# The records:
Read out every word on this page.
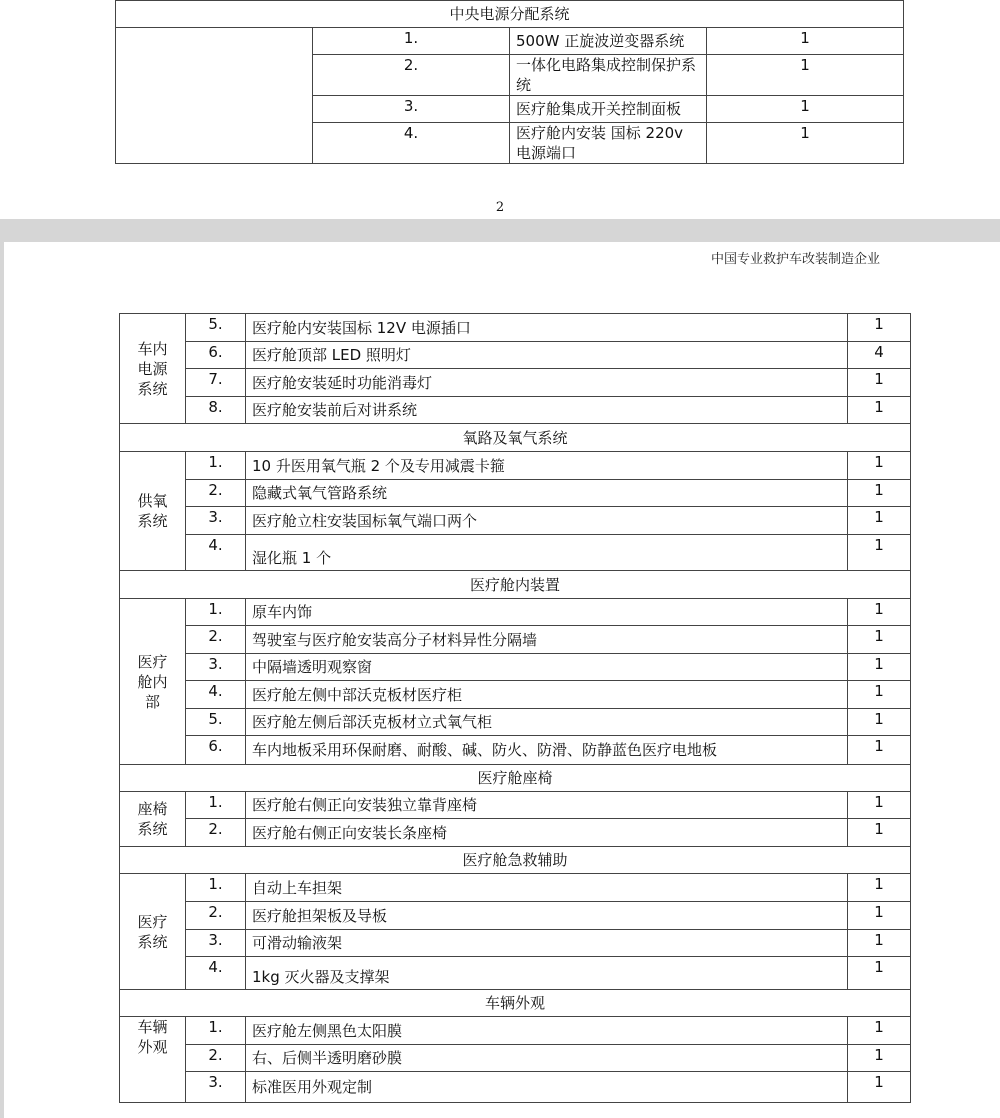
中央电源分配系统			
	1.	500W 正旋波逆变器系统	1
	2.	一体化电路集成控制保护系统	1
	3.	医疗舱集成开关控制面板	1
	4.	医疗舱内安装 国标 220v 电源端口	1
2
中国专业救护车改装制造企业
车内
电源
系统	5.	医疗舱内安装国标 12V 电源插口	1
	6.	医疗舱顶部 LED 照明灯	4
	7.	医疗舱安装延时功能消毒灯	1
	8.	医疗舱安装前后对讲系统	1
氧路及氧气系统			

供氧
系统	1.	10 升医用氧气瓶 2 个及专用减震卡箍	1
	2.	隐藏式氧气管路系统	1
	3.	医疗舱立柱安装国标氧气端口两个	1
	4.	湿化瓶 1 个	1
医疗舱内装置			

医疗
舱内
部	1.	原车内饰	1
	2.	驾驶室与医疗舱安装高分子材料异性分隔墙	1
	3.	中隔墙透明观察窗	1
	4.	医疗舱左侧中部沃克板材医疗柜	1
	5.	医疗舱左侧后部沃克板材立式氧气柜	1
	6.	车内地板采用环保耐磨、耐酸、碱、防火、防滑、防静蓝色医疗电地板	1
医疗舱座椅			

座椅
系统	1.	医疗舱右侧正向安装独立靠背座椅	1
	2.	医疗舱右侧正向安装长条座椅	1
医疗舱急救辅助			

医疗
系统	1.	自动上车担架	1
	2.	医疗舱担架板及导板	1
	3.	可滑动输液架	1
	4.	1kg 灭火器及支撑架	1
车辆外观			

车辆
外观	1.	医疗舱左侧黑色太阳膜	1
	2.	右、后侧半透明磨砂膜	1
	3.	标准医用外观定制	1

# Exercise prompt:
Without including any pictures, please restate all the records exactly.

# Output for this exercise:
Read out every word on this page.
中央电源分配系统			
	1.	500W 正旋波逆变器系统	1
	2.	一体化电路集成控制保护系统	1
	3.	医疗舱集成开关控制面板	1
	4.	医疗舱内安装 国标 220v 电源端口	1
2
中国专业救护车改装制造企业
车内
电源
系统	5.	医疗舱内安装国标 12V 电源插口	1
	6.	医疗舱顶部 LED 照明灯	4
	7.	医疗舱安装延时功能消毒灯	1
	8.	医疗舱安装前后对讲系统	1
氧路及氧气系统			

供氧
系统	1.	10 升医用氧气瓶 2 个及专用减震卡箍	1
	2.	隐藏式氧气管路系统	1
	3.	医疗舱立柱安装国标氧气端口两个	1
	4.	湿化瓶 1 个	1
医疗舱内装置			

医疗
舱内
部	1.	原车内饰	1
	2.	驾驶室与医疗舱安装高分子材料异性分隔墙	1
	3.	中隔墙透明观察窗	1
	4.	医疗舱左侧中部沃克板材医疗柜	1
	5.	医疗舱左侧后部沃克板材立式氧气柜	1
	6.	车内地板采用环保耐磨、耐酸、碱、防火、防滑、防静蓝色医疗电地板	1
医疗舱座椅			

座椅
系统	1.	医疗舱右侧正向安装独立靠背座椅	1
	2.	医疗舱右侧正向安装长条座椅	1
医疗舱急救辅助			

医疗
系统	1.	自动上车担架	1
	2.	医疗舱担架板及导板	1
	3.	可滑动输液架	1
	4.	1kg 灭火器及支撑架	1
车辆外观			

车辆
外观	1.	医疗舱左侧黑色太阳膜	1
	2.	右、后侧半透明磨砂膜	1
	3.	标准医用外观定制	1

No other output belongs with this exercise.